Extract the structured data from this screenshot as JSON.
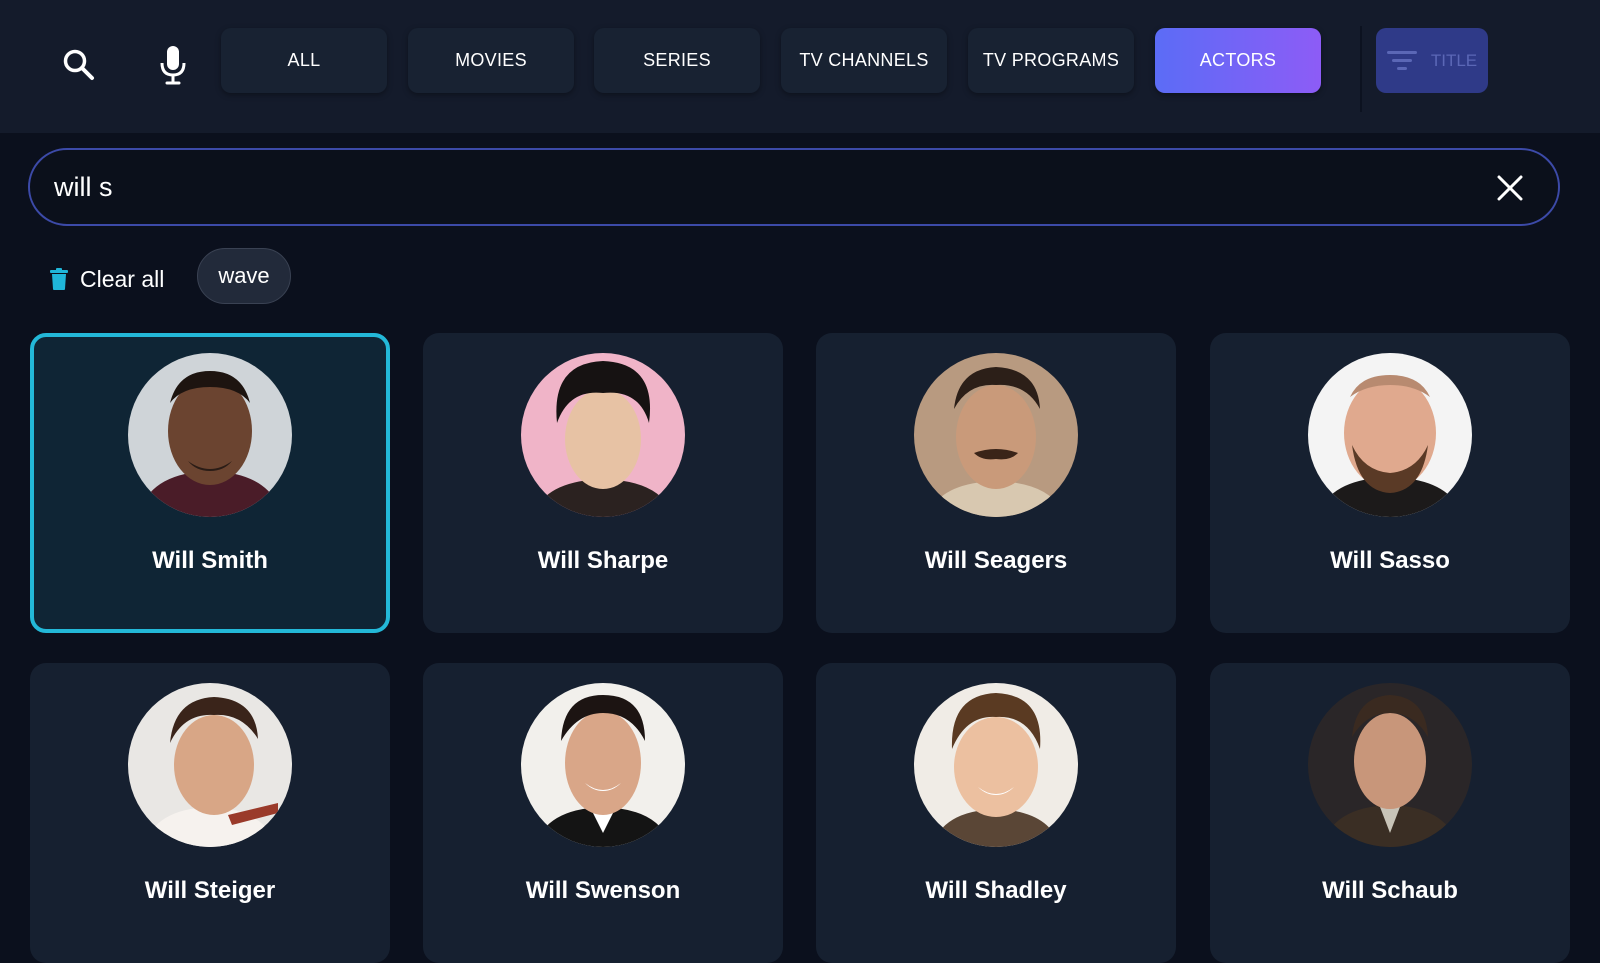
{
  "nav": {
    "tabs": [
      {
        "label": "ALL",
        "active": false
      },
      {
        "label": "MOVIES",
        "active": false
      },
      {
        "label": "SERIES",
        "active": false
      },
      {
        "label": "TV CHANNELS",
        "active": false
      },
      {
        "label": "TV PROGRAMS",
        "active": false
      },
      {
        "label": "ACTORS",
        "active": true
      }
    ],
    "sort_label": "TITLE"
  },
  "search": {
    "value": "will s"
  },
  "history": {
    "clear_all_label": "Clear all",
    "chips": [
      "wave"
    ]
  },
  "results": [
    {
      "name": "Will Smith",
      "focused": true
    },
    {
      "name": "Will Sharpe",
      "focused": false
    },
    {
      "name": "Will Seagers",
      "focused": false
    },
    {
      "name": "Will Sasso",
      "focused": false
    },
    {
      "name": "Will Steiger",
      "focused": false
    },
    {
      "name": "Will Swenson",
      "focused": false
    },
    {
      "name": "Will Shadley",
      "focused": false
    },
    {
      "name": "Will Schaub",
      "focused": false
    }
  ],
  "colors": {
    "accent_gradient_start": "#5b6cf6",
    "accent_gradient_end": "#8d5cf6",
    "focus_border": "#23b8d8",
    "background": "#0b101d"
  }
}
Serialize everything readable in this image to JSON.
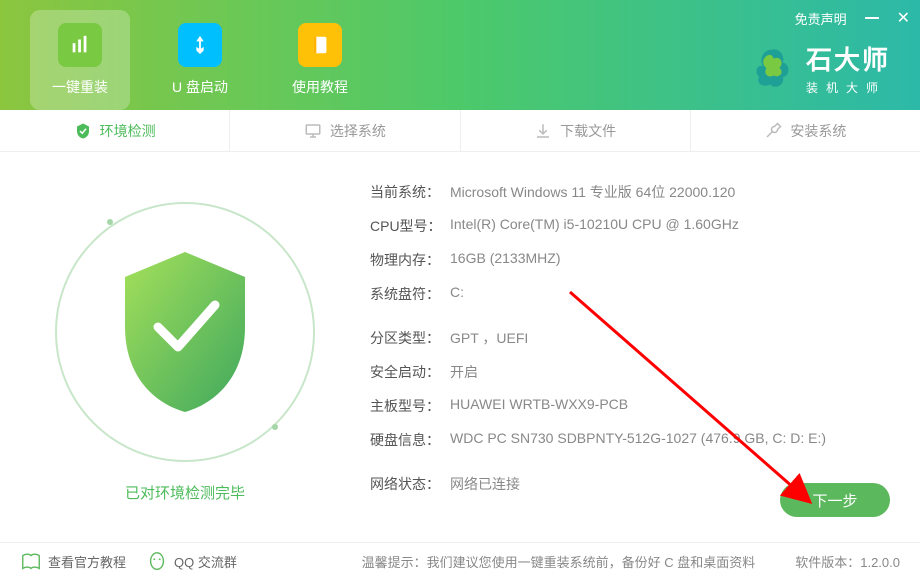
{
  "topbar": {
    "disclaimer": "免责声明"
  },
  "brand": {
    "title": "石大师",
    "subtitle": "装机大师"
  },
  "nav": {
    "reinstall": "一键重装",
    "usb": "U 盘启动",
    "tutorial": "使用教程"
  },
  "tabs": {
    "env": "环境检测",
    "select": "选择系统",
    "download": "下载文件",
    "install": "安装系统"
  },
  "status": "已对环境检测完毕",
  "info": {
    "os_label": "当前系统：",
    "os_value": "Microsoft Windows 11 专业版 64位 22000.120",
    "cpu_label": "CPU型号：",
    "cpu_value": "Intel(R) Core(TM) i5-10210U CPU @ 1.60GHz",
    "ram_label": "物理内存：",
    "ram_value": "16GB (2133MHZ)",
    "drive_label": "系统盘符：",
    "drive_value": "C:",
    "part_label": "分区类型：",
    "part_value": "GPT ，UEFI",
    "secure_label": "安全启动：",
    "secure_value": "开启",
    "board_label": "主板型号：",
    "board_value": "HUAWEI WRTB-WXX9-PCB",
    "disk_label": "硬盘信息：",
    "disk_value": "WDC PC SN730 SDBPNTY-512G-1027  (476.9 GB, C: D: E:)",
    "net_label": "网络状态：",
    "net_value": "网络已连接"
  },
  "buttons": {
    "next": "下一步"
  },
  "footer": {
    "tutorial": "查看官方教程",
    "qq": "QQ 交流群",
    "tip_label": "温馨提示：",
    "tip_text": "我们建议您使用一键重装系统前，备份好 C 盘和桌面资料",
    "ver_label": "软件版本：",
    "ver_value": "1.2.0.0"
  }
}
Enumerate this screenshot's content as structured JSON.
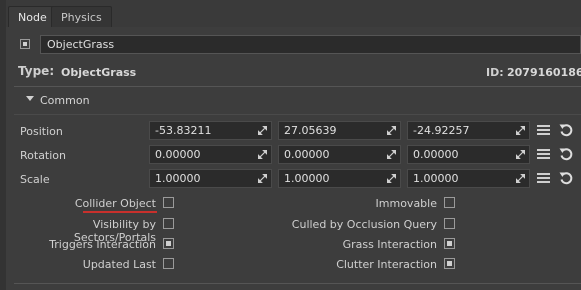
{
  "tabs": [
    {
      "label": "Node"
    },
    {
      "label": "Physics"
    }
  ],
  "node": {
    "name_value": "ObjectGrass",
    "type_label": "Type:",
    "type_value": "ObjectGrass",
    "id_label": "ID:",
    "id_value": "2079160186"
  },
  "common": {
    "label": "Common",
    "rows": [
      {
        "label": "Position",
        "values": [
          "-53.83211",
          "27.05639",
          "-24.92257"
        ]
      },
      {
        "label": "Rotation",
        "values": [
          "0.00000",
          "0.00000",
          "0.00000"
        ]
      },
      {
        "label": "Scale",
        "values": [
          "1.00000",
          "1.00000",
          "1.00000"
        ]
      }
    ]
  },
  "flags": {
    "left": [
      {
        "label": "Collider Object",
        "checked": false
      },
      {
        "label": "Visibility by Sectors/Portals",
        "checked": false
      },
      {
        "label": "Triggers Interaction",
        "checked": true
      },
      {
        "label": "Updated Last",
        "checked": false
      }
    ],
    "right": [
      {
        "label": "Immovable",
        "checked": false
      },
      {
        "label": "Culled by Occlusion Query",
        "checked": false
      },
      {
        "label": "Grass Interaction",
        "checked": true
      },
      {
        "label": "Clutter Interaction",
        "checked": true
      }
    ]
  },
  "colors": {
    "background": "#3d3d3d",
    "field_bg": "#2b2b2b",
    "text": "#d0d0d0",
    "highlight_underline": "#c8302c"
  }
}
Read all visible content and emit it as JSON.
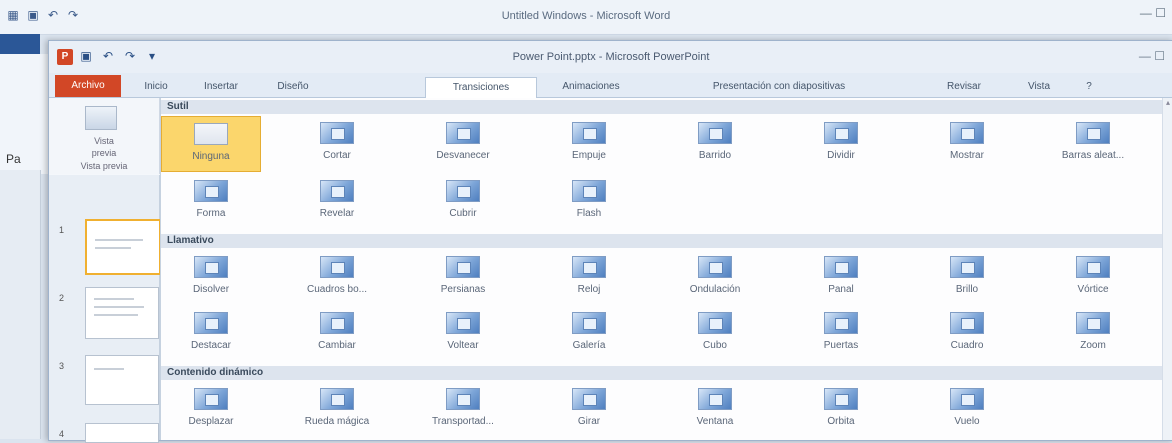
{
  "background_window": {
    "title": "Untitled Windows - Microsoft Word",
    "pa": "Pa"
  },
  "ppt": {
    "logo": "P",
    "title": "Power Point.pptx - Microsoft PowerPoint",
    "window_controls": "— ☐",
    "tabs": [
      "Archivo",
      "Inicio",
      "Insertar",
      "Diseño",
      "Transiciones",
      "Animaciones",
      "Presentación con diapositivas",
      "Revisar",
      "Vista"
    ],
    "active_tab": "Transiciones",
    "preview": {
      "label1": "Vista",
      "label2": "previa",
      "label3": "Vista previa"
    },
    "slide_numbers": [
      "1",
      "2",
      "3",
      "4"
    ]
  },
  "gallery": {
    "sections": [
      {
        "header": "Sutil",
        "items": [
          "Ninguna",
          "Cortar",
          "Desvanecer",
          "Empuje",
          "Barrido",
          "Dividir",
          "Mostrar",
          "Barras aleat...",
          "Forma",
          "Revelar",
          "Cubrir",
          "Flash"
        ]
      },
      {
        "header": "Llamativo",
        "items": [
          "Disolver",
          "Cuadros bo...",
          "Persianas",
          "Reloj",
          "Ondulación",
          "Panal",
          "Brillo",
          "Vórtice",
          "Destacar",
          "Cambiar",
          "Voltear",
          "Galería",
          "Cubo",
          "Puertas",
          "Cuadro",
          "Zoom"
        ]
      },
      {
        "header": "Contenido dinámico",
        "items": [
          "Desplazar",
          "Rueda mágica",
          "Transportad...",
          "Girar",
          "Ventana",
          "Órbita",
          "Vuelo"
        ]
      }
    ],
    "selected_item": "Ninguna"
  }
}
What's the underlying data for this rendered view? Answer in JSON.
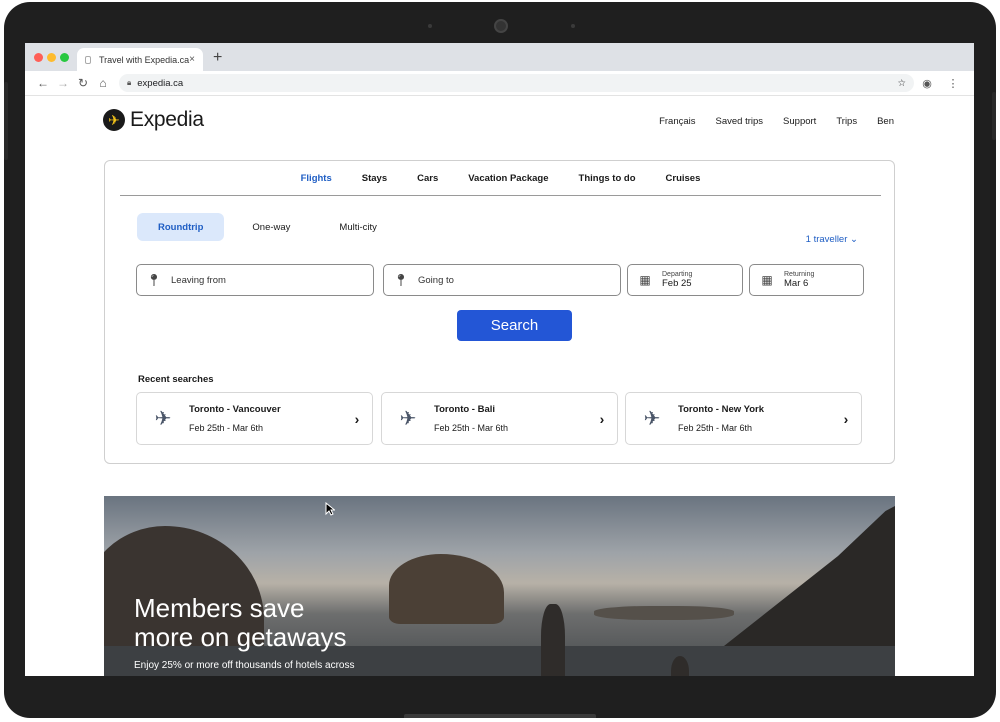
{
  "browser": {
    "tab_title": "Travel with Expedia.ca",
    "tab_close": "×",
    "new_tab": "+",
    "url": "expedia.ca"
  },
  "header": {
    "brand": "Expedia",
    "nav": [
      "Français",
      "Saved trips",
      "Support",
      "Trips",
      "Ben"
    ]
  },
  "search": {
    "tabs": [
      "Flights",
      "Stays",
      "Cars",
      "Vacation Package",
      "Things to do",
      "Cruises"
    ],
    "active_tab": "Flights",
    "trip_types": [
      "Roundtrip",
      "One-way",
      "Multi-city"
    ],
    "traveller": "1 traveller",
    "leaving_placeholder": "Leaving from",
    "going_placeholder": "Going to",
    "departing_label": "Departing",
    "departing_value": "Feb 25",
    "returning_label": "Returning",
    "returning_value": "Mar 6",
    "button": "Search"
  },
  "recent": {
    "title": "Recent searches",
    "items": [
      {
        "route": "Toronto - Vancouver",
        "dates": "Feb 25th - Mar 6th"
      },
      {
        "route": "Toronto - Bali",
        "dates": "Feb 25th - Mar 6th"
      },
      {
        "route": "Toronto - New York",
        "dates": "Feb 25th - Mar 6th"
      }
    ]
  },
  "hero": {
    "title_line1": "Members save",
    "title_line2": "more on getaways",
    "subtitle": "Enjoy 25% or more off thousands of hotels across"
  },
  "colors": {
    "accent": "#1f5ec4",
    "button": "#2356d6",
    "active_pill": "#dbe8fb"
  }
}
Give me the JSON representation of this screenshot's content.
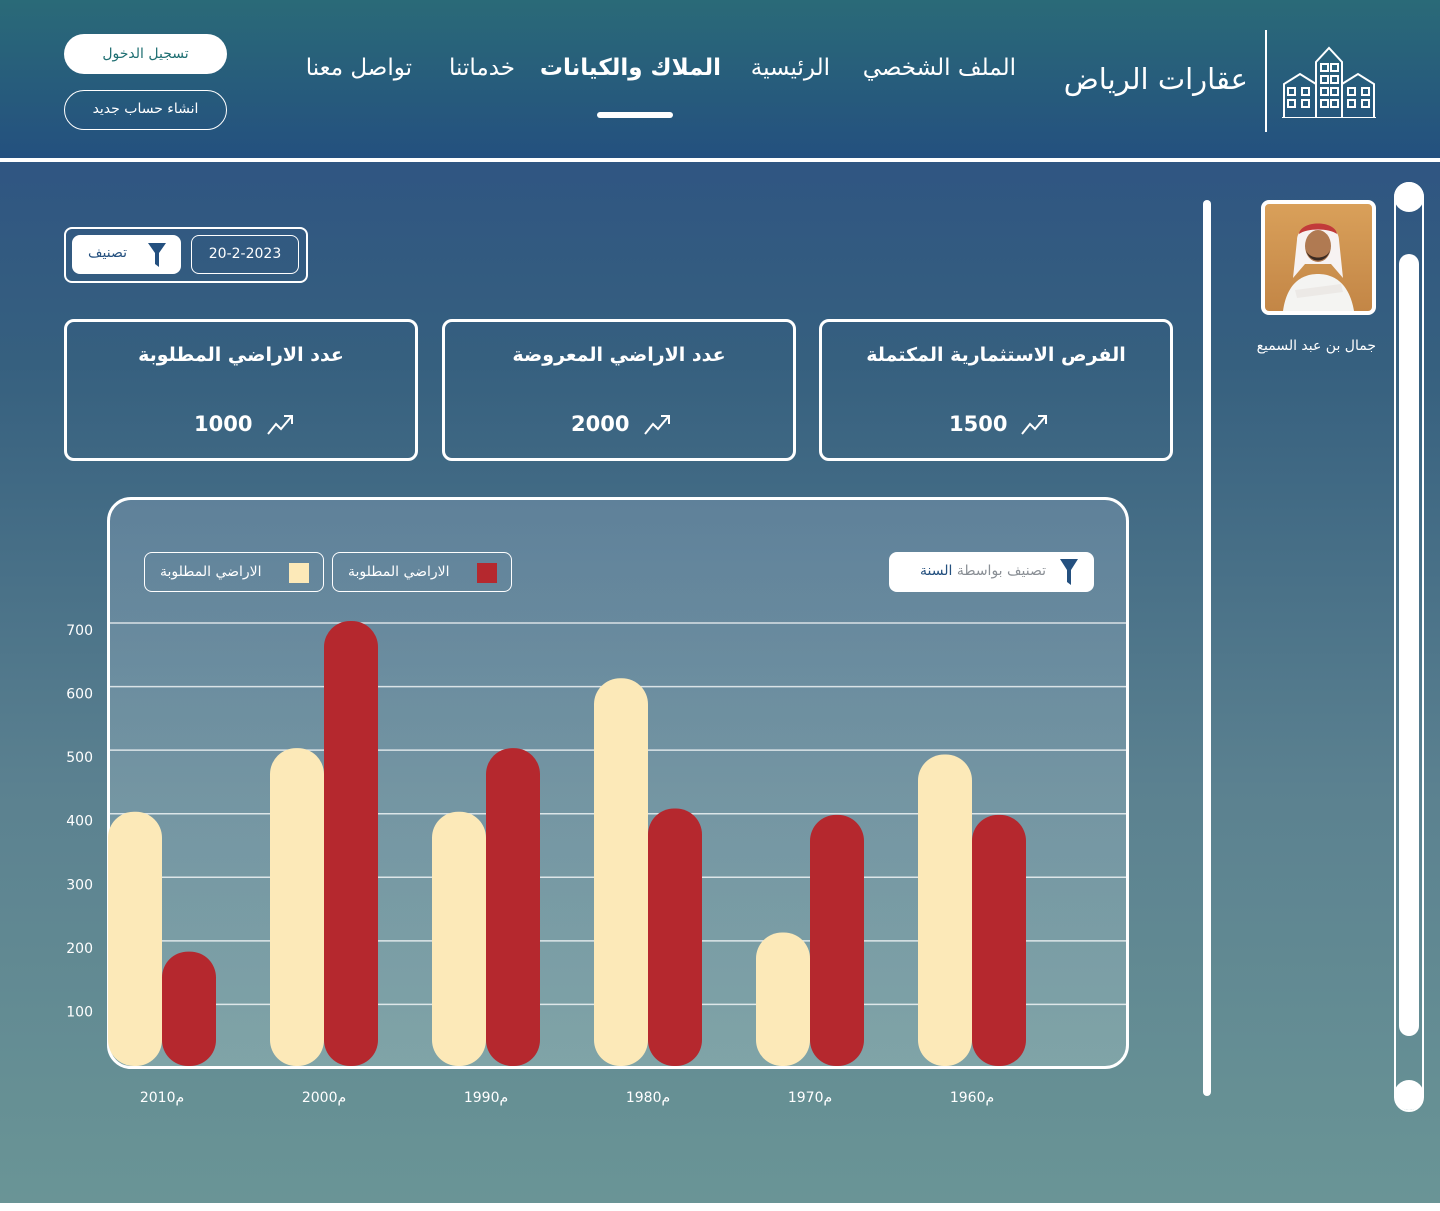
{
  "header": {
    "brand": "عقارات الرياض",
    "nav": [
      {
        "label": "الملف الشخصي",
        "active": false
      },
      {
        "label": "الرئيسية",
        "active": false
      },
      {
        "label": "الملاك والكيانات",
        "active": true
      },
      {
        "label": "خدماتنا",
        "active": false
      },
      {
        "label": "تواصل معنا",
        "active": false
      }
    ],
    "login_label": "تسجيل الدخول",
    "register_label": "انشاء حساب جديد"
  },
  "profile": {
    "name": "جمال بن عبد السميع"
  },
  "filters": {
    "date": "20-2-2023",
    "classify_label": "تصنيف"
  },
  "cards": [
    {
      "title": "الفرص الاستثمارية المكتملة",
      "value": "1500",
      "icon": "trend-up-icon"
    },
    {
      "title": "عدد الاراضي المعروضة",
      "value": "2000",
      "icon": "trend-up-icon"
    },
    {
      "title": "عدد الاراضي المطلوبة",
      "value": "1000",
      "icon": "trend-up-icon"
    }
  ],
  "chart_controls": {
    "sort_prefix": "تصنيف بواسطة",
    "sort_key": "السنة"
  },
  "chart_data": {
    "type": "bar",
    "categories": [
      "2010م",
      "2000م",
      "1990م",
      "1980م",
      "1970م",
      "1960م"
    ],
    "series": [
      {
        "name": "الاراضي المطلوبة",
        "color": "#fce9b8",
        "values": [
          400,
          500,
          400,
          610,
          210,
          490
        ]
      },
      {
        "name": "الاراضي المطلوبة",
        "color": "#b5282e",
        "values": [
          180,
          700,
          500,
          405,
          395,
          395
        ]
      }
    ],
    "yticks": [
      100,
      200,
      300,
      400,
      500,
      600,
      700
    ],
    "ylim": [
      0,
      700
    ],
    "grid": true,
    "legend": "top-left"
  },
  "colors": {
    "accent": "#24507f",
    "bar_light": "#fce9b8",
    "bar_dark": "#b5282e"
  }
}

◆ Problem description
Pull every line containing "more" out of the data above.

◆ Solution for this exercise
    "title_line2": "more on getaways",
    "subtitle": "Enjoy 25% or more off thousands of hotels across"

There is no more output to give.